(Saved entries)
----------

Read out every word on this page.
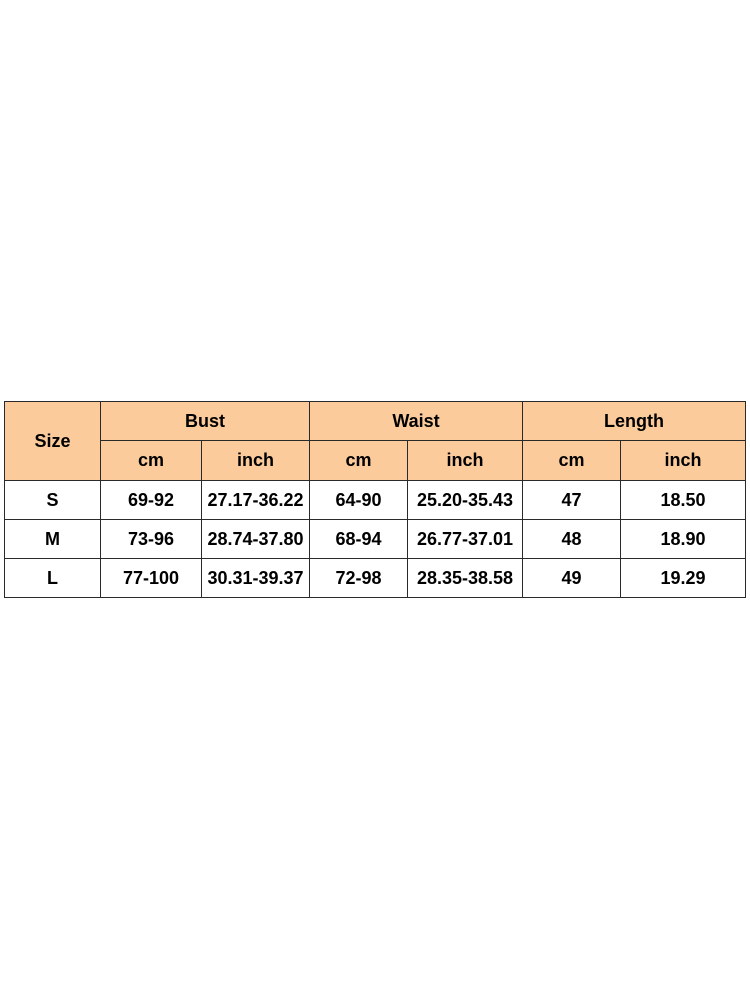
Size	Bust		Waist		Length	
	cm	inch	cm	inch	cm	inch
S	69-92	27.17-36.22	64-90	25.20-35.43	47	18.50
M	73-96	28.74-37.80	68-94	26.77-37.01	48	18.90
L	77-100	30.31-39.37	72-98	28.35-38.58	49	19.29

----------

Quote the records in full and exactly; skip any image.

Read out every word on this page.
Size	Bust		Waist		Length	
	cm	inch	cm	inch	cm	inch
S	69-92	27.17-36.22	64-90	25.20-35.43	47	18.50
M	73-96	28.74-37.80	68-94	26.77-37.01	48	18.90
L	77-100	30.31-39.37	72-98	28.35-38.58	49	19.29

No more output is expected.